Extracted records
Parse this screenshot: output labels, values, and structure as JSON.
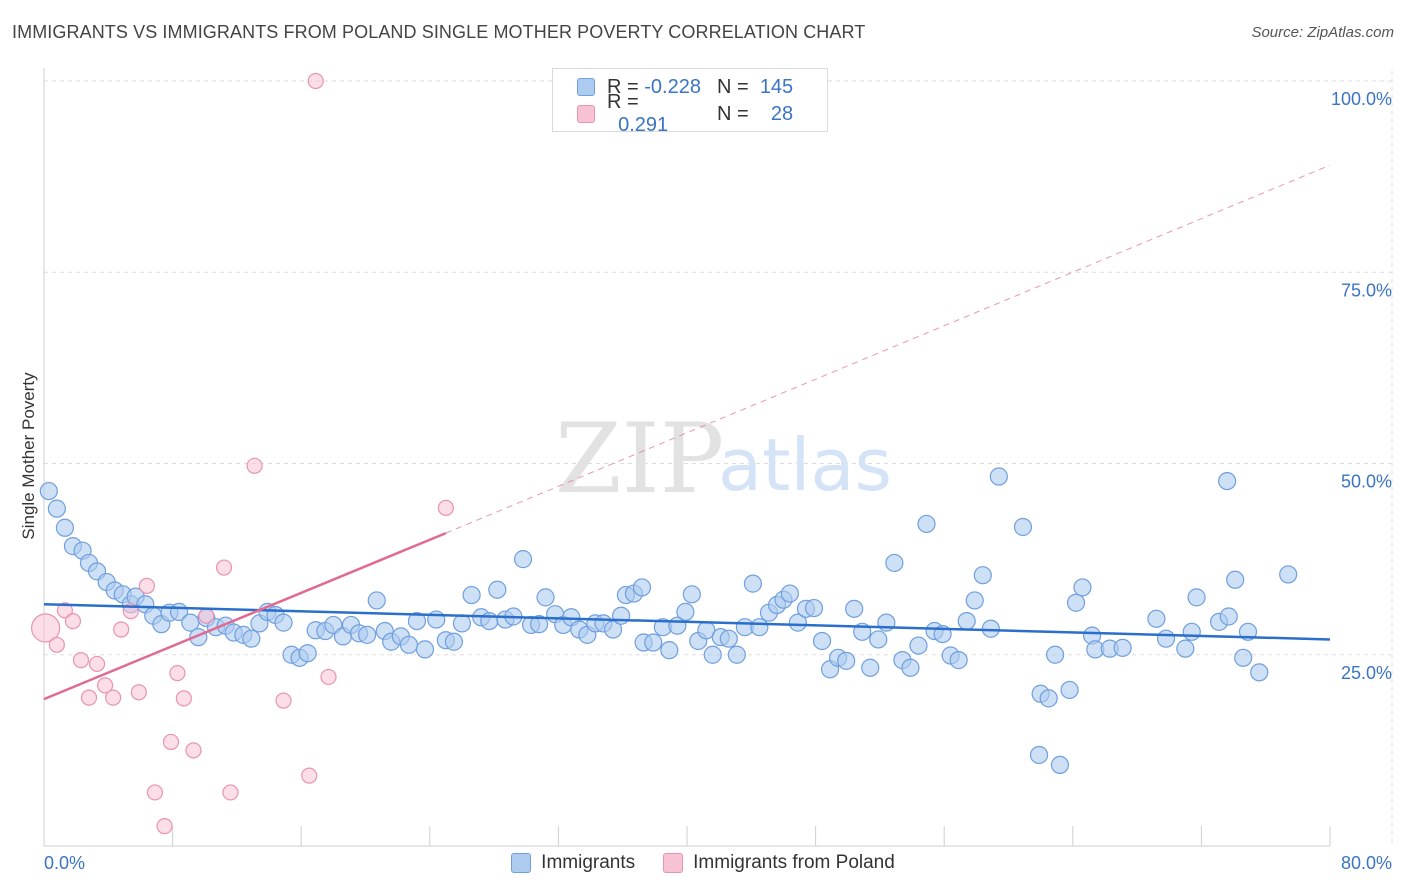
{
  "header": {
    "title": "IMMIGRANTS VS IMMIGRANTS FROM POLAND SINGLE MOTHER POVERTY CORRELATION CHART",
    "source": "Source: ZipAtlas.com"
  },
  "legend_box": {
    "rows": [
      {
        "r_label": "R =",
        "r_value": "-0.228",
        "n_label": "N =",
        "n_value": "145"
      },
      {
        "r_label": "R =",
        "r_value": "0.291",
        "n_label": "N =",
        "n_value": "28"
      }
    ]
  },
  "watermark": {
    "zip": "ZIP",
    "atlas": "atlas"
  },
  "colors": {
    "immigrants_fill": "#aecbf0",
    "immigrants_stroke": "#6f9fde",
    "immigrants_line": "#2a6fcc",
    "poland_fill": "#f7c3d4",
    "poland_stroke": "#ea93b0",
    "poland_line": "#e06a92",
    "axis_label": "#3a74c4",
    "grid": "#dddddd"
  },
  "chart_data": {
    "type": "scatter",
    "title": "IMMIGRANTS VS IMMIGRANTS FROM POLAND SINGLE MOTHER POVERTY CORRELATION CHART",
    "xlabel": "",
    "ylabel": "Single Mother Poverty",
    "xlim": [
      0,
      80
    ],
    "ylim": [
      0,
      100
    ],
    "x_tick_labels": [
      "0.0%",
      "80.0%"
    ],
    "y_tick_values": [
      25,
      50,
      75,
      100
    ],
    "y_tick_labels": [
      "25.0%",
      "50.0%",
      "75.0%",
      "100.0%"
    ],
    "grid": true,
    "legend_position": "bottom",
    "series": [
      {
        "name": "Immigrants",
        "r": -0.228,
        "n": 145,
        "trend": {
          "x": [
            0,
            80
          ],
          "y": [
            31.6,
            27.0
          ]
        },
        "points": [
          [
            0.3,
            46.4
          ],
          [
            0.8,
            44.1
          ],
          [
            1.3,
            41.6
          ],
          [
            1.8,
            39.2
          ],
          [
            2.4,
            38.6
          ],
          [
            2.8,
            37
          ],
          [
            3.3,
            35.9
          ],
          [
            3.9,
            34.5
          ],
          [
            4.4,
            33.4
          ],
          [
            4.9,
            32.9
          ],
          [
            5.4,
            31.6
          ],
          [
            5.7,
            32.6
          ],
          [
            6.3,
            31.6
          ],
          [
            6.8,
            30.1
          ],
          [
            7.3,
            29
          ],
          [
            7.8,
            30.5
          ],
          [
            8.4,
            30.6
          ],
          [
            9.1,
            29.2
          ],
          [
            9.6,
            27.3
          ],
          [
            10.1,
            29.8
          ],
          [
            10.7,
            28.6
          ],
          [
            11.3,
            28.8
          ],
          [
            11.8,
            27.9
          ],
          [
            12.4,
            27.6
          ],
          [
            12.9,
            27.1
          ],
          [
            13.4,
            29.1
          ],
          [
            13.9,
            30.6
          ],
          [
            14.4,
            30.2
          ],
          [
            14.9,
            29.2
          ],
          [
            15.4,
            25
          ],
          [
            15.9,
            24.6
          ],
          [
            16.4,
            25.2
          ],
          [
            16.9,
            28.2
          ],
          [
            17.5,
            28.1
          ],
          [
            18,
            28.9
          ],
          [
            18.6,
            27.4
          ],
          [
            19.1,
            28.9
          ],
          [
            19.6,
            27.8
          ],
          [
            20.1,
            27.6
          ],
          [
            20.7,
            32.1
          ],
          [
            21.2,
            28.1
          ],
          [
            21.6,
            26.7
          ],
          [
            22.2,
            27.4
          ],
          [
            22.7,
            26.3
          ],
          [
            23.2,
            29.4
          ],
          [
            23.7,
            25.7
          ],
          [
            24.4,
            29.6
          ],
          [
            25,
            26.9
          ],
          [
            25.5,
            26.7
          ],
          [
            26,
            29.1
          ],
          [
            26.6,
            32.8
          ],
          [
            27.2,
            29.9
          ],
          [
            27.7,
            29.4
          ],
          [
            28.2,
            33.5
          ],
          [
            28.7,
            29.6
          ],
          [
            29.2,
            30
          ],
          [
            29.8,
            37.5
          ],
          [
            30.3,
            28.9
          ],
          [
            30.8,
            29
          ],
          [
            31.2,
            32.5
          ],
          [
            31.8,
            30.3
          ],
          [
            32.3,
            28.9
          ],
          [
            32.8,
            29.9
          ],
          [
            33.3,
            28.3
          ],
          [
            33.8,
            27.6
          ],
          [
            34.3,
            29.1
          ],
          [
            34.8,
            29.1
          ],
          [
            35.4,
            28.3
          ],
          [
            35.9,
            30.1
          ],
          [
            36.2,
            32.8
          ],
          [
            36.7,
            33
          ],
          [
            37.2,
            33.8
          ],
          [
            37.3,
            26.6
          ],
          [
            37.9,
            26.6
          ],
          [
            38.5,
            28.6
          ],
          [
            38.9,
            25.6
          ],
          [
            39.4,
            28.8
          ],
          [
            39.9,
            30.6
          ],
          [
            40.3,
            32.9
          ],
          [
            40.7,
            26.8
          ],
          [
            41.2,
            28.2
          ],
          [
            41.6,
            25
          ],
          [
            42.1,
            27.3
          ],
          [
            42.6,
            27.1
          ],
          [
            43.1,
            25
          ],
          [
            43.6,
            28.6
          ],
          [
            44.1,
            34.3
          ],
          [
            44.5,
            28.6
          ],
          [
            45.1,
            30.5
          ],
          [
            45.6,
            31.5
          ],
          [
            46,
            32.2
          ],
          [
            46.4,
            33
          ],
          [
            46.9,
            29.2
          ],
          [
            47.4,
            31
          ],
          [
            47.9,
            31.1
          ],
          [
            48.4,
            26.8
          ],
          [
            48.9,
            23.1
          ],
          [
            49.4,
            24.6
          ],
          [
            49.9,
            24.2
          ],
          [
            50.4,
            31
          ],
          [
            50.9,
            28
          ],
          [
            51.4,
            23.3
          ],
          [
            51.9,
            27
          ],
          [
            52.4,
            29.2
          ],
          [
            52.9,
            37
          ],
          [
            53.4,
            24.3
          ],
          [
            53.9,
            23.3
          ],
          [
            54.4,
            26.2
          ],
          [
            54.9,
            42.1
          ],
          [
            55.4,
            28.1
          ],
          [
            55.9,
            27.7
          ],
          [
            56.4,
            24.9
          ],
          [
            56.9,
            24.3
          ],
          [
            57.4,
            29.4
          ],
          [
            57.9,
            32.1
          ],
          [
            58.4,
            35.4
          ],
          [
            58.9,
            28.4
          ],
          [
            59.4,
            48.3
          ],
          [
            60.9,
            41.7
          ],
          [
            62,
            19.9
          ],
          [
            62.5,
            19.3
          ],
          [
            62.9,
            25
          ],
          [
            63.2,
            10.6
          ],
          [
            63.8,
            20.4
          ],
          [
            64.2,
            31.8
          ],
          [
            64.6,
            33.8
          ],
          [
            65.2,
            27.5
          ],
          [
            65.4,
            25.7
          ],
          [
            66.3,
            25.8
          ],
          [
            67.1,
            25.9
          ],
          [
            69.2,
            29.7
          ],
          [
            69.8,
            27.1
          ],
          [
            71,
            25.8
          ],
          [
            71.4,
            28
          ],
          [
            71.7,
            32.5
          ],
          [
            73.1,
            29.3
          ],
          [
            73.7,
            30
          ],
          [
            74.1,
            34.8
          ],
          [
            74.6,
            24.6
          ],
          [
            74.9,
            28
          ],
          [
            75.6,
            22.7
          ],
          [
            77.4,
            35.5
          ],
          [
            61.9,
            11.9
          ],
          [
            73.6,
            47.7
          ]
        ]
      },
      {
        "name": "Immigrants from Poland",
        "r": 0.291,
        "n": 28,
        "trend": {
          "x": [
            0,
            25
          ],
          "y": [
            19.2,
            40.9
          ]
        },
        "trend_extension": {
          "x": [
            25,
            80
          ],
          "y": [
            40.9,
            89.0
          ]
        },
        "points": [
          [
            0.1,
            28.5
          ],
          [
            0.8,
            26.3
          ],
          [
            1.3,
            30.8
          ],
          [
            1.8,
            29.4
          ],
          [
            2.3,
            24.3
          ],
          [
            2.8,
            19.4
          ],
          [
            3.3,
            23.8
          ],
          [
            3.8,
            21
          ],
          [
            4.3,
            19.4
          ],
          [
            4.8,
            28.3
          ],
          [
            5.4,
            30.7
          ],
          [
            5.9,
            20.1
          ],
          [
            6.4,
            34
          ],
          [
            6.9,
            7
          ],
          [
            7.5,
            2.6
          ],
          [
            7.9,
            13.6
          ],
          [
            8.3,
            22.6
          ],
          [
            8.7,
            19.3
          ],
          [
            9.3,
            12.5
          ],
          [
            10.1,
            30.1
          ],
          [
            11.2,
            36.4
          ],
          [
            11.6,
            7
          ],
          [
            13.1,
            49.7
          ],
          [
            14.9,
            19
          ],
          [
            16.5,
            9.2
          ],
          [
            16.9,
            100
          ],
          [
            17.7,
            22.1
          ],
          [
            25,
            44.2
          ]
        ]
      }
    ]
  },
  "bottom_legend": {
    "items": [
      "Immigrants",
      "Immigrants from Poland"
    ]
  }
}
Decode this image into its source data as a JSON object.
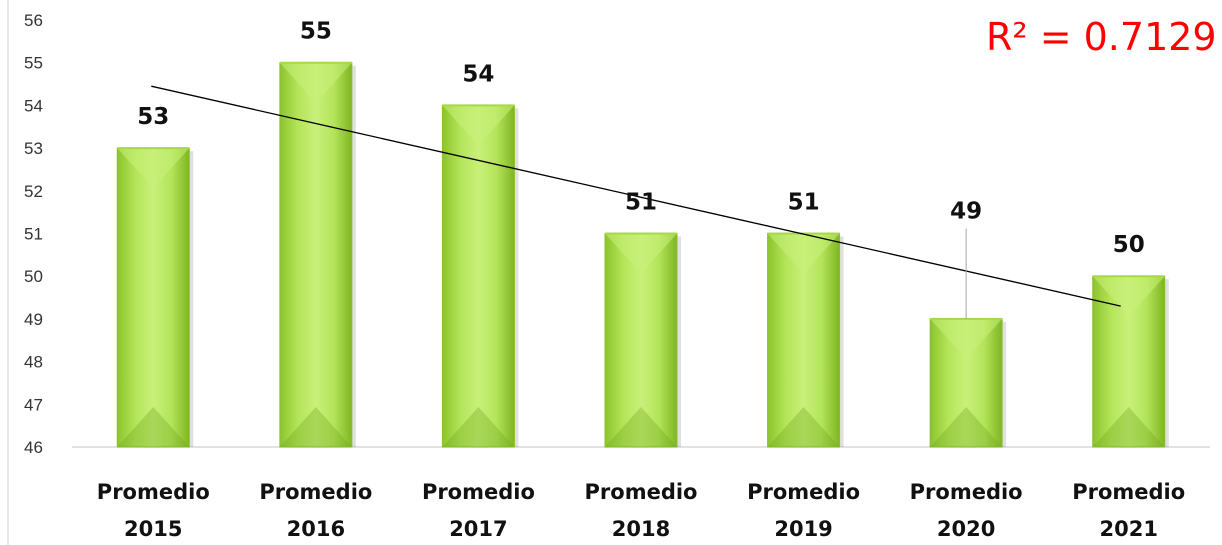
{
  "chart_data": {
    "type": "bar",
    "categories": [
      [
        "Promedio",
        "2015"
      ],
      [
        "Promedio",
        "2016"
      ],
      [
        "Promedio",
        "2017"
      ],
      [
        "Promedio",
        "2018"
      ],
      [
        "Promedio",
        "2019"
      ],
      [
        "Promedio",
        "2020"
      ],
      [
        "Promedio",
        "2021"
      ]
    ],
    "values": [
      53,
      55,
      54,
      51,
      51,
      49,
      50
    ],
    "data_labels": [
      "53",
      "55",
      "54",
      "51",
      "51",
      "49",
      "50"
    ],
    "ylim": [
      46,
      56
    ],
    "yticks": [
      "46",
      "47",
      "48",
      "49",
      "50",
      "51",
      "52",
      "53",
      "54",
      "55",
      "56"
    ],
    "trendline": {
      "type": "linear",
      "start": 54.45,
      "end": 49.3,
      "annotation": "R² = 0.7129"
    },
    "colors": {
      "bar_light": "#c9f07a",
      "bar_mid": "#a4d940",
      "bar_dark": "#6fa81c",
      "trendline": "#000000",
      "annotation": "#ff0000"
    },
    "grid": false,
    "legend": "none"
  }
}
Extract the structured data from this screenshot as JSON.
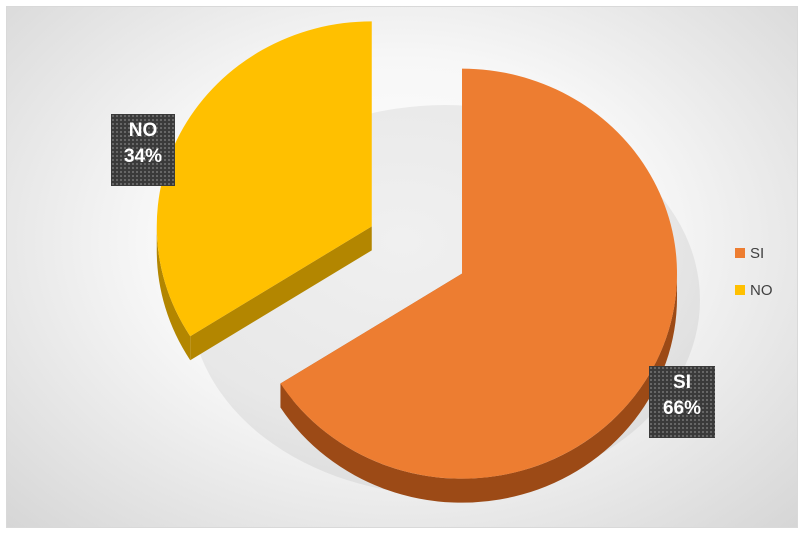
{
  "chart_data": {
    "type": "pie",
    "style": "3d-exploded",
    "slices": [
      {
        "label": "SI",
        "value": 66,
        "value_label": "66%",
        "color": "#ED7D31",
        "side_color": "#9C4A16"
      },
      {
        "label": "NO",
        "value": 34,
        "value_label": "34%",
        "color": "#FFC000",
        "side_color": "#B38600"
      }
    ],
    "legend": {
      "position": "right",
      "items": [
        {
          "label": "SI",
          "color": "#ED7D31"
        },
        {
          "label": "NO",
          "color": "#FFC000"
        }
      ]
    }
  }
}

• _Prompt_: Return verbatim every line from the line containing "Extract the structured" to the last line of the entries above, inclusive, and leave out the pictures.

• _Output for this exercise_:
Extract the structured data from this screenshot as JSON.
{
  "chart_data": {
    "type": "pie",
    "style": "3d-exploded",
    "slices": [
      {
        "label": "SI",
        "value": 66,
        "value_label": "66%",
        "color": "#ED7D31",
        "side_color": "#9C4A16"
      },
      {
        "label": "NO",
        "value": 34,
        "value_label": "34%",
        "color": "#FFC000",
        "side_color": "#B38600"
      }
    ],
    "legend": {
      "position": "right",
      "items": [
        {
          "label": "SI",
          "color": "#ED7D31"
        },
        {
          "label": "NO",
          "color": "#FFC000"
        }
      ]
    }
  }
}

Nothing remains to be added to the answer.